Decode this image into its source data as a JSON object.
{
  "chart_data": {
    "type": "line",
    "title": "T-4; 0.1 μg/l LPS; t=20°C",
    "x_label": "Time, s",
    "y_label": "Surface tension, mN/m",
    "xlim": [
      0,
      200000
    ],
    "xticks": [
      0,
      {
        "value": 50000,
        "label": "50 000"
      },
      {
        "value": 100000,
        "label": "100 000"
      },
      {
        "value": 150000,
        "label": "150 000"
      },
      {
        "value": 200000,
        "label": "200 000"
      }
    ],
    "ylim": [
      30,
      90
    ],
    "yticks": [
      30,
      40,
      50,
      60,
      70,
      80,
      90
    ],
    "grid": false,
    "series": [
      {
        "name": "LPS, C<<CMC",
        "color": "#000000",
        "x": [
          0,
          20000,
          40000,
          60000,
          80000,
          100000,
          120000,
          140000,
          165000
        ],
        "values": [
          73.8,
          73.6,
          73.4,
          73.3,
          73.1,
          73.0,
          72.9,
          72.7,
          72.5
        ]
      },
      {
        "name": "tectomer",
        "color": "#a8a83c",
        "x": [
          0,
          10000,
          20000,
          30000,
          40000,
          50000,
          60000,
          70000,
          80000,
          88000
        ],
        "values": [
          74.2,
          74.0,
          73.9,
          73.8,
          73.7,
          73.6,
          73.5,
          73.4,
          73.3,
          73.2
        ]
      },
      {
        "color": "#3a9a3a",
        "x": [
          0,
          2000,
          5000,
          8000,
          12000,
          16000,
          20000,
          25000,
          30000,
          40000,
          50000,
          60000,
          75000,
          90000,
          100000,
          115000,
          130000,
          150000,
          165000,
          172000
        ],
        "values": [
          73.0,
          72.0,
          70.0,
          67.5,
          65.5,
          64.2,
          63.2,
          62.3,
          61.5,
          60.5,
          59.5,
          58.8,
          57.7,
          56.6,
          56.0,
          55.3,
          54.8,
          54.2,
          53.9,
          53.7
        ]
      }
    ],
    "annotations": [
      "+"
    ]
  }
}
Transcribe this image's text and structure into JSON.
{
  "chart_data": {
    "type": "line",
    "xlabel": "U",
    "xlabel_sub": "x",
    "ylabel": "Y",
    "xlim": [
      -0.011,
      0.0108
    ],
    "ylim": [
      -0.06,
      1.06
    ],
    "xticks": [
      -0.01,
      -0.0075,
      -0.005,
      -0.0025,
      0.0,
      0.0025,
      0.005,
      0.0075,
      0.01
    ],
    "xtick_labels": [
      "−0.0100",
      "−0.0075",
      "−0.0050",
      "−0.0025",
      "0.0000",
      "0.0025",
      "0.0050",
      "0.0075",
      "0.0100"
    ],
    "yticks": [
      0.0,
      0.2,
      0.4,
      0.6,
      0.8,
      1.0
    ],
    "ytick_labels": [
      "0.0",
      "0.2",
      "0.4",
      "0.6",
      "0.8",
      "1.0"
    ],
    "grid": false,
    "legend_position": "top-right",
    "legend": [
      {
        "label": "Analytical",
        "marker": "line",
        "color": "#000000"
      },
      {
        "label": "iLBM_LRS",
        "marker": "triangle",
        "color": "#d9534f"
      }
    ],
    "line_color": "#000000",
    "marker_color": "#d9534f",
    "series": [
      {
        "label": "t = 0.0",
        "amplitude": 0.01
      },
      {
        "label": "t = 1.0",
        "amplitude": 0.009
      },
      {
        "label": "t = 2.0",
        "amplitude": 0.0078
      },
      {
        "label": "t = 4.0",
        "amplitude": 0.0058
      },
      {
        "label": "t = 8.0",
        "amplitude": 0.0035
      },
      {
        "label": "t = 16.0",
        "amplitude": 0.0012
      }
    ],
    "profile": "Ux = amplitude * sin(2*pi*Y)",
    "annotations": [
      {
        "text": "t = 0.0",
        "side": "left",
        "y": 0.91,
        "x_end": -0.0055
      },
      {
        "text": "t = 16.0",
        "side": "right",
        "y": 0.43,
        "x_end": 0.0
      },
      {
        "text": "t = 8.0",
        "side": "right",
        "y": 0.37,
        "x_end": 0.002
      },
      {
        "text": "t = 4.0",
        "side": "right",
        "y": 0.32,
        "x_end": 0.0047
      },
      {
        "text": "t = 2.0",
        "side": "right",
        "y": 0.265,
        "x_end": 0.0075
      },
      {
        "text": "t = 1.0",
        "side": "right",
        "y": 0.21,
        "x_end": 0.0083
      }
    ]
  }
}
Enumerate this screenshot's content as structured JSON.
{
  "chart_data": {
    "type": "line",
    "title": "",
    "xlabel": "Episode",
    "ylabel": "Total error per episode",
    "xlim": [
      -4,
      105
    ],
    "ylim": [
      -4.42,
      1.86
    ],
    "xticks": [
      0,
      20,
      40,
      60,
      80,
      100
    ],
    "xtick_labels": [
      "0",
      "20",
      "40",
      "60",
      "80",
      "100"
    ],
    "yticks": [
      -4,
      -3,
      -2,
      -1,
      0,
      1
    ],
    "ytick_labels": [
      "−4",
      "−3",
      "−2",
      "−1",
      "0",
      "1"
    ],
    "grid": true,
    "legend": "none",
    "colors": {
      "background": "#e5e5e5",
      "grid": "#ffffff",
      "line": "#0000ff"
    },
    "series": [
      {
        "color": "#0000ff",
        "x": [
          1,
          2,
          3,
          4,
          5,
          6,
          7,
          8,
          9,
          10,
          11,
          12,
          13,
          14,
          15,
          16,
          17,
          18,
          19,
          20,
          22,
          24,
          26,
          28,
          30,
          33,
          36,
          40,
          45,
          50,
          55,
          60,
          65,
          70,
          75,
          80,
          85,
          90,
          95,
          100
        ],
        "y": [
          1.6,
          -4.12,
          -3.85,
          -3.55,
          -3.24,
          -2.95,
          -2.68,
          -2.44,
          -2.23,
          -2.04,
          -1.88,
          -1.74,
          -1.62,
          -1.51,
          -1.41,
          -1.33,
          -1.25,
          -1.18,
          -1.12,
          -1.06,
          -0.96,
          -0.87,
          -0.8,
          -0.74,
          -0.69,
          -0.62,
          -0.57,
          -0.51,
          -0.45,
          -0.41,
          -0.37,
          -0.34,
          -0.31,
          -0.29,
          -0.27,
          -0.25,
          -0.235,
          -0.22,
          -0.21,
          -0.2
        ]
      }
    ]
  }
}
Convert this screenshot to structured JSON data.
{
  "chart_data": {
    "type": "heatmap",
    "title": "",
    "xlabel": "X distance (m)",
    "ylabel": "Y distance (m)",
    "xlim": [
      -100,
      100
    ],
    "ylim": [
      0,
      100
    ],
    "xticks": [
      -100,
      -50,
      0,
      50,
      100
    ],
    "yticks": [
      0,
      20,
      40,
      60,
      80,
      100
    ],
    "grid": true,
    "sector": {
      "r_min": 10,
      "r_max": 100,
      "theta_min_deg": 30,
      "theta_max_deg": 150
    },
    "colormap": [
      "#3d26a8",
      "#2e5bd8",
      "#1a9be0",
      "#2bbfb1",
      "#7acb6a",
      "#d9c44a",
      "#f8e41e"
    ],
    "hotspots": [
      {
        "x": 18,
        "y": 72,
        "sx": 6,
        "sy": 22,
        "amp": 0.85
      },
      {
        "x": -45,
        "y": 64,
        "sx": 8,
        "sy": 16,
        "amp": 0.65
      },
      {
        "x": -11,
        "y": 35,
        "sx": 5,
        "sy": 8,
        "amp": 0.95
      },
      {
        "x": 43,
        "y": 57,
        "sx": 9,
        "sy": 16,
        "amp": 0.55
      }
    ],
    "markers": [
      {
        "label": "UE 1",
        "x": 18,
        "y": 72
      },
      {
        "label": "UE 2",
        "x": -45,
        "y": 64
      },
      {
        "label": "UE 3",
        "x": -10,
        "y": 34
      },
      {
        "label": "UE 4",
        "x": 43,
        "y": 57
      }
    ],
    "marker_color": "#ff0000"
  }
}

_____

**WHAT YOU WILL DO**
Repeat word for word every line from the one that holds "Convert this screenshot" to the end. Both ends count.

**OUTPUT FOR THIS EXERCISE**
Convert this screenshot to structured JSON data.
{
  "chart_data": {
    "type": "heatmap",
    "title": "",
    "xlabel": "X distance (m)",
    "ylabel": "Y distance (m)",
    "xlim": [
      -100,
      100
    ],
    "ylim": [
      0,
      100
    ],
    "xticks": [
      -100,
      -50,
      0,
      50,
      100
    ],
    "yticks": [
      0,
      20,
      40,
      60,
      80,
      100
    ],
    "grid": true,
    "sector": {
      "r_min": 10,
      "r_max": 100,
      "theta_min_deg": 30,
      "theta_max_deg": 150
    },
    "colormap": [
      "#3d26a8",
      "#2e5bd8",
      "#1a9be0",
      "#2bbfb1",
      "#7acb6a",
      "#d9c44a",
      "#f8e41e"
    ],
    "hotspots": [
      {
        "x": 18,
        "y": 72,
        "sx": 6,
        "sy": 22,
        "amp": 0.85
      },
      {
        "x": -45,
        "y": 64,
        "sx": 8,
        "sy": 16,
        "amp": 0.65
      },
      {
        "x": -11,
        "y": 35,
        "sx": 5,
        "sy": 8,
        "amp": 0.95
      },
      {
        "x": 43,
        "y": 57,
        "sx": 9,
        "sy": 16,
        "amp": 0.55
      }
    ],
    "markers": [
      {
        "label": "UE 1",
        "x": 18,
        "y": 72
      },
      {
        "label": "UE 2",
        "x": -45,
        "y": 64
      },
      {
        "label": "UE 3",
        "x": -10,
        "y": 34
      },
      {
        "label": "UE 4",
        "x": 43,
        "y": 57
      }
    ],
    "marker_color": "#ff0000"
  }
}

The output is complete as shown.